__Objective__
In this exercise, print only the lines from the line with "Serialize everything readable" to the last line of the data below, inclusive. Any pictures should be left out.

-------- Provided records --------

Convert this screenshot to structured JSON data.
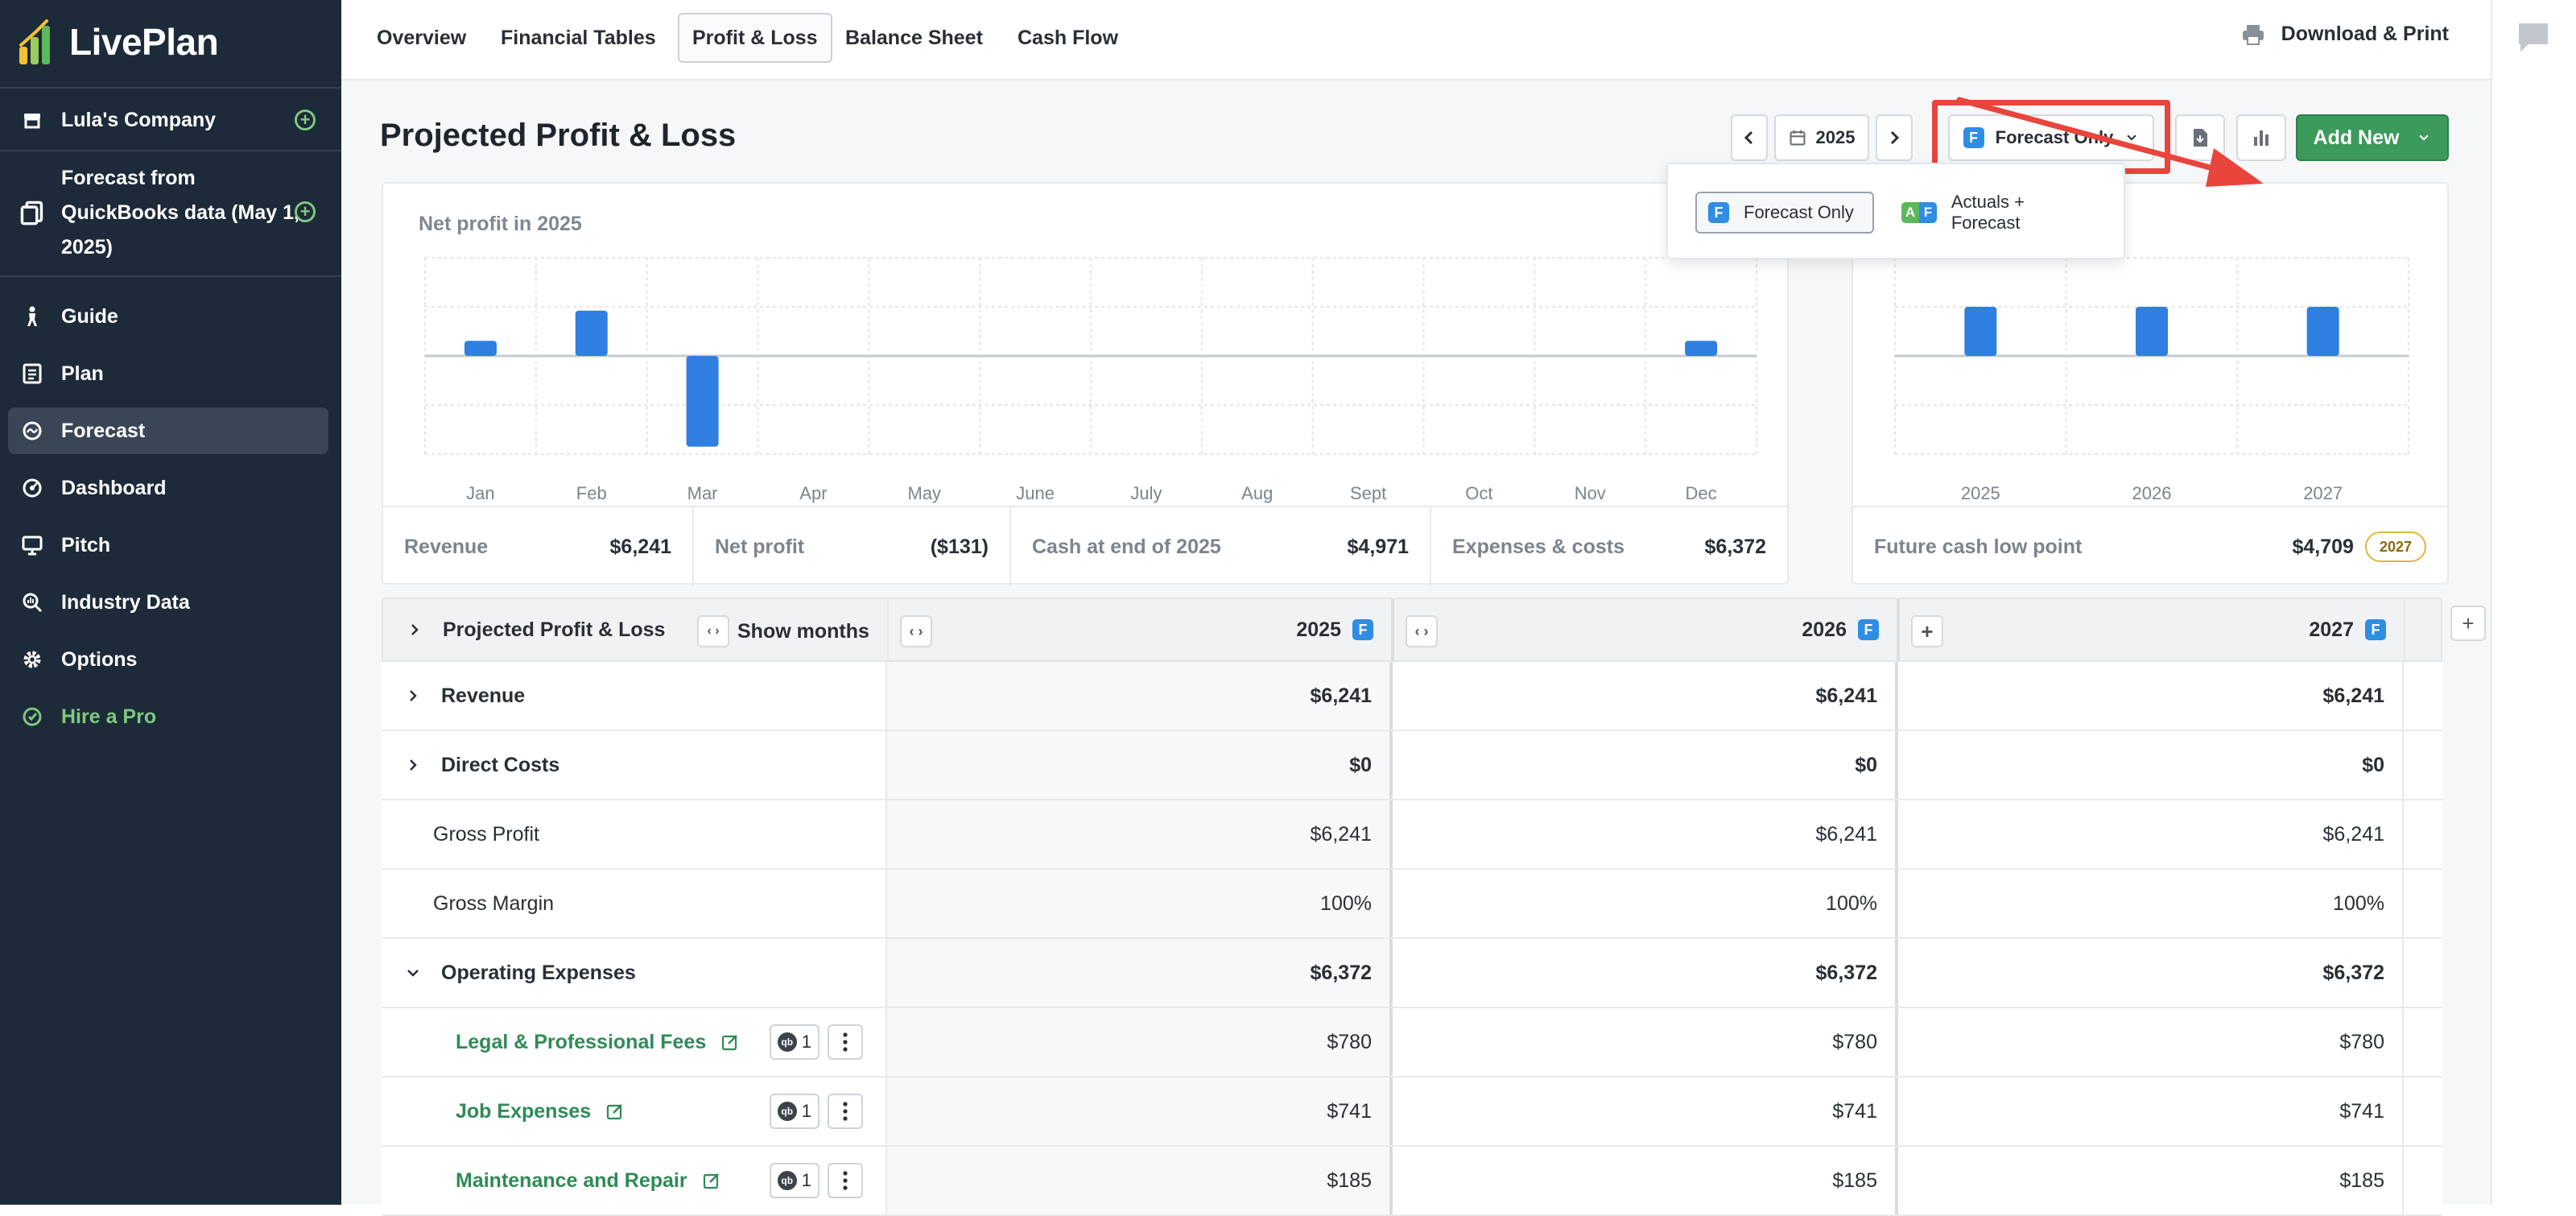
{
  "app": {
    "name": "LivePlan"
  },
  "sidebar": {
    "company": "Lula's Company",
    "forecast_source": "Forecast from QuickBooks data (May 1, 2025)",
    "items": [
      {
        "label": "Guide",
        "icon": "guide-icon"
      },
      {
        "label": "Plan",
        "icon": "plan-icon"
      },
      {
        "label": "Forecast",
        "icon": "forecast-icon",
        "active": true
      },
      {
        "label": "Dashboard",
        "icon": "dashboard-icon"
      },
      {
        "label": "Pitch",
        "icon": "pitch-icon"
      },
      {
        "label": "Industry Data",
        "icon": "industry-data-icon"
      },
      {
        "label": "Options",
        "icon": "gear-icon"
      },
      {
        "label": "Hire a Pro",
        "icon": "hire-pro-icon"
      }
    ]
  },
  "topnav": {
    "tabs": [
      "Overview",
      "Financial Tables",
      "Profit & Loss",
      "Balance Sheet",
      "Cash Flow"
    ],
    "active_tab": "Profit & Loss",
    "download_print": "Download & Print"
  },
  "toolbar": {
    "page_title": "Projected Profit & Loss",
    "year": "2025",
    "view_mode": "Forecast Only",
    "add_new": "Add New"
  },
  "dropdown": {
    "options": [
      "Forecast Only",
      "Actuals + Forecast"
    ],
    "selected": "Forecast Only"
  },
  "colors": {
    "sidebar_bg": "#1d2a39",
    "accent_green": "#3c9a5c",
    "bar_blue": "#2f7fe0",
    "highlight_red": "#e8453c",
    "link_green": "#2e8b57"
  },
  "chart_data": [
    {
      "type": "bar",
      "title": "Net profit in 2025",
      "categories": [
        "Jan",
        "Feb",
        "Mar",
        "Apr",
        "May",
        "June",
        "July",
        "Aug",
        "Sept",
        "Oct",
        "Nov",
        "Dec"
      ],
      "values": [
        1,
        3,
        -6,
        0,
        0,
        0,
        0,
        0,
        0,
        0,
        0,
        1
      ],
      "ylim": [
        -6.5,
        6.5
      ],
      "grid": true
    },
    {
      "type": "bar",
      "categories": [
        "2025",
        "2026",
        "2027"
      ],
      "values": [
        1,
        1,
        1
      ],
      "grid": true
    }
  ],
  "metrics": [
    {
      "label": "Revenue",
      "value": "$6,241"
    },
    {
      "label": "Net profit",
      "value": "($131)"
    },
    {
      "label": "Cash at end of 2025",
      "value": "$4,971"
    },
    {
      "label": "Expenses & costs",
      "value": "$6,372"
    }
  ],
  "future_cash": {
    "label": "Future cash low point",
    "value": "$4,709",
    "year": "2027"
  },
  "table": {
    "header_label": "Projected Profit & Loss",
    "show_months": "Show months",
    "years": [
      "2025",
      "2026",
      "2027"
    ],
    "year_badge": "F",
    "rows": [
      {
        "label": "Revenue",
        "values": [
          "$6,241",
          "$6,241",
          "$6,241"
        ]
      },
      {
        "label": "Direct Costs",
        "values": [
          "$0",
          "$0",
          "$0"
        ]
      },
      {
        "label": "Gross Profit",
        "values": [
          "$6,241",
          "$6,241",
          "$6,241"
        ]
      },
      {
        "label": "Gross Margin",
        "values": [
          "100%",
          "100%",
          "100%"
        ]
      },
      {
        "label": "Operating Expenses",
        "values": [
          "$6,372",
          "$6,372",
          "$6,372"
        ]
      },
      {
        "label": "Legal & Professional Fees",
        "count": "1",
        "values": [
          "$780",
          "$780",
          "$780"
        ]
      },
      {
        "label": "Job Expenses",
        "count": "1",
        "values": [
          "$741",
          "$741",
          "$741"
        ]
      },
      {
        "label": "Maintenance and Repair",
        "count": "1",
        "values": [
          "$185",
          "$185",
          "$185"
        ]
      }
    ]
  }
}
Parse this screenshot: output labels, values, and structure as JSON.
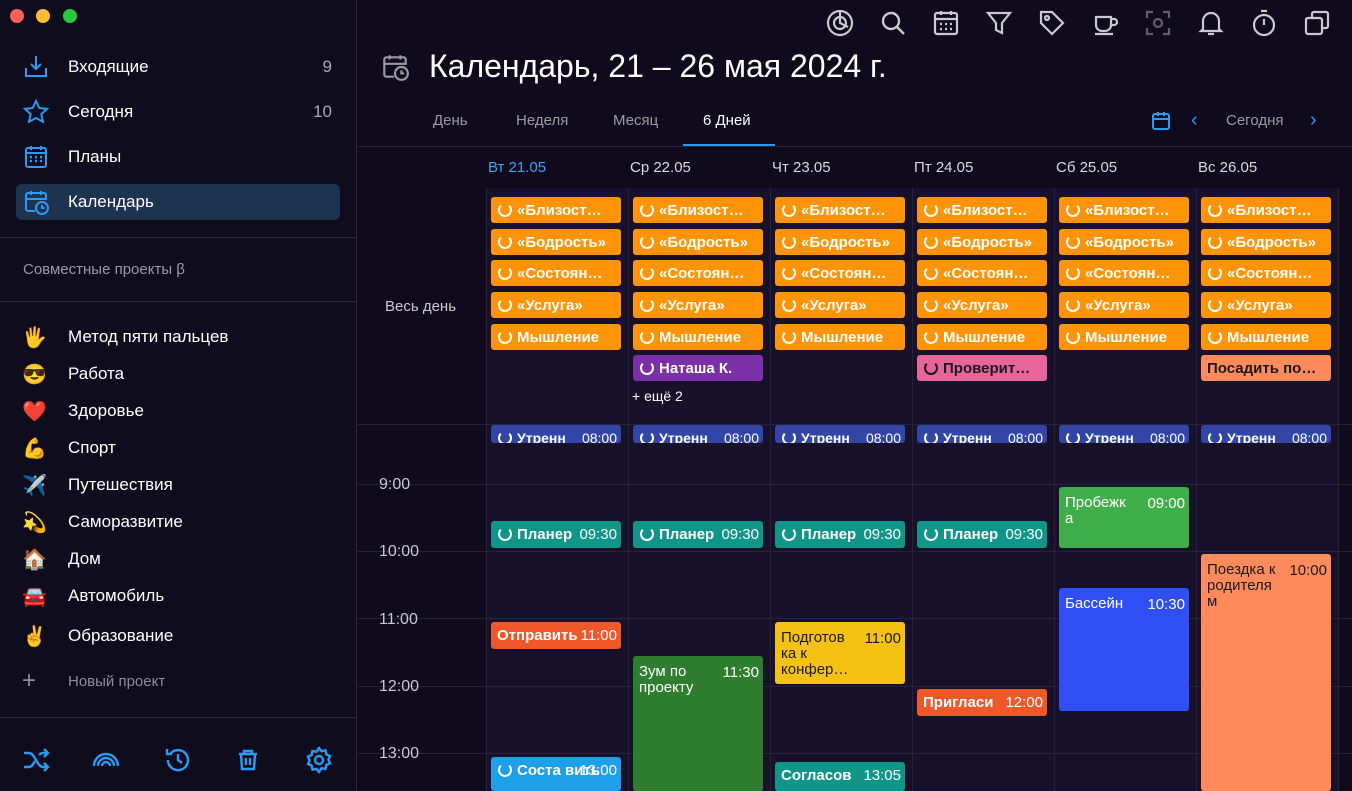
{
  "sidebar": {
    "nav": [
      {
        "label": "Входящие",
        "count": "9",
        "icon": "inbox-icon"
      },
      {
        "label": "Сегодня",
        "count": "10",
        "icon": "star-icon"
      },
      {
        "label": "Планы",
        "count": "",
        "icon": "calendar-grid-icon"
      },
      {
        "label": "Календарь",
        "count": "",
        "icon": "calendar-clock-icon",
        "selected": true
      }
    ],
    "shared_label": "Совместные проекты β",
    "projects": [
      {
        "emoji": "🖐",
        "label": "Метод пяти пальцев"
      },
      {
        "emoji": "😎",
        "label": "Работа"
      },
      {
        "emoji": "❤️",
        "label": "Здоровье"
      },
      {
        "emoji": "💪",
        "label": "Спорт"
      },
      {
        "emoji": "✈️",
        "label": "Путешествия"
      },
      {
        "emoji": "💫",
        "label": "Саморазвитие"
      },
      {
        "emoji": "🏠",
        "label": "Дом"
      },
      {
        "emoji": "🚘",
        "label": "Автомобиль"
      },
      {
        "emoji": "✌️",
        "label": "Образование"
      }
    ],
    "new_project": "Новый проект",
    "bottom_icons": [
      "shuffle-icon",
      "signal-icon",
      "history-icon",
      "trash-icon",
      "settings-icon"
    ]
  },
  "toolbar": {
    "icons": [
      "focus-icon",
      "search-icon",
      "calendar-icon",
      "filter-icon",
      "tag-icon",
      "cup-icon",
      "scan-icon",
      "bell-icon",
      "timer-icon",
      "windows-icon"
    ]
  },
  "header": {
    "title": "Календарь, 21 – 26 мая 2024 г.",
    "tabs": [
      "День",
      "Неделя",
      "Месяц",
      "6 Дней"
    ],
    "active_tab": "6 Дней",
    "today_label": "Сегодня"
  },
  "days": [
    "Вт 21.05",
    "Ср 22.05",
    "Чт 23.05",
    "Пт 24.05",
    "Сб 25.05",
    "Вс 26.05"
  ],
  "allday_label": "Весь день",
  "hours": [
    "9:00",
    "10:00",
    "11:00",
    "12:00",
    "13:00"
  ],
  "allday_events": [
    "«Близост…",
    "«Бодрость»",
    "«Состоян…",
    "«Услуга»",
    "Мышление"
  ],
  "extra_allday": [
    {
      "day": 1,
      "text": "Наташа К.",
      "color": "#7b2fa8",
      "recurring": true
    },
    {
      "day": 1,
      "more": "+ ещё 2"
    },
    {
      "day": 3,
      "text": "Проверит…",
      "color": "#e8659a",
      "recurring": true,
      "dark": true
    },
    {
      "day": 5,
      "text": "Посадить по…",
      "color": "#ff8a5c",
      "recurring": false,
      "dark": true
    }
  ],
  "morning_event": {
    "text": "Утренн",
    "time": "08:00"
  },
  "timed_events": [
    {
      "day": 0,
      "text": "Планер",
      "time": "09:30",
      "color": "#0f9688",
      "recurring": true
    },
    {
      "day": 1,
      "text": "Планер",
      "time": "09:30",
      "color": "#0f9688",
      "recurring": true
    },
    {
      "day": 2,
      "text": "Планер",
      "time": "09:30",
      "color": "#0f9688",
      "recurring": true
    },
    {
      "day": 3,
      "text": "Планер",
      "time": "09:30",
      "color": "#0f9688",
      "recurring": true
    },
    {
      "day": 4,
      "text": "Пробежк а",
      "time": "09:00",
      "color": "#3fae4a"
    },
    {
      "day": 5,
      "text": "Поездка к родителя м",
      "time": "10:00",
      "color": "#ff8a5c",
      "dark": true
    },
    {
      "day": 4,
      "text": "Бассейн",
      "time": "10:30",
      "color": "#2f4ff5"
    },
    {
      "day": 0,
      "text": "Отправить",
      "time": "11:00",
      "color": "#f0582a"
    },
    {
      "day": 2,
      "text": "Подготов ка к конфер…",
      "time": "11:00",
      "color": "#f5c113",
      "dark": true
    },
    {
      "day": 1,
      "text": "Зум по проекту",
      "time": "11:30",
      "color": "#2f7d2f"
    },
    {
      "day": 3,
      "text": "Пригласи",
      "time": "12:00",
      "color": "#f0582a"
    },
    {
      "day": 0,
      "text": "Соста вить",
      "time": "13:00",
      "color": "#1e9fe8",
      "recurring": true
    },
    {
      "day": 2,
      "text": "Согласов",
      "time": "13:05",
      "color": "#0f9688"
    }
  ]
}
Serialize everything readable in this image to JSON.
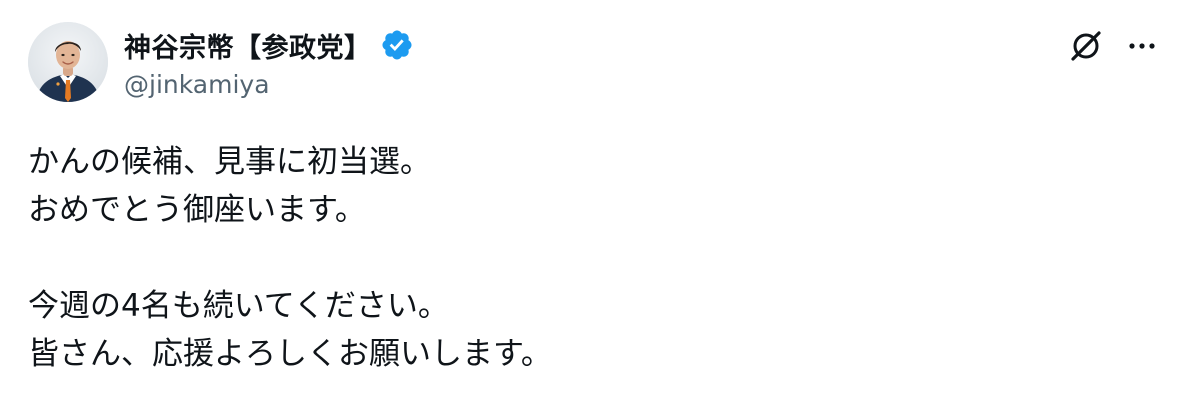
{
  "author": {
    "display_name": "神谷宗幣【参政党】",
    "handle": "@jinkamiya",
    "verified": true,
    "verified_color": "#1d9bf0",
    "avatar_icon": "profile-photo"
  },
  "actions": {
    "grok_icon": "grok-icon",
    "more_icon": "more-icon"
  },
  "tweet": {
    "lines": [
      "かんの候補、見事に初当選。",
      "おめでとう御座います。",
      "",
      "今週の4名も続いてください。",
      "皆さん、応援よろしくお願いします。"
    ]
  }
}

--------

__Correct result__
Serialize everything readable in this image to JSON.
{
  "author": {
    "display_name": "神谷宗幣【参政党】",
    "handle": "@jinkamiya",
    "verified": true,
    "verified_color": "#1d9bf0",
    "avatar_icon": "profile-photo"
  },
  "actions": {
    "grok_icon": "grok-icon",
    "more_icon": "more-icon"
  },
  "tweet": {
    "lines": [
      "かんの候補、見事に初当選。",
      "おめでとう御座います。",
      "",
      "今週の4名も続いてください。",
      "皆さん、応援よろしくお願いします。"
    ]
  }
}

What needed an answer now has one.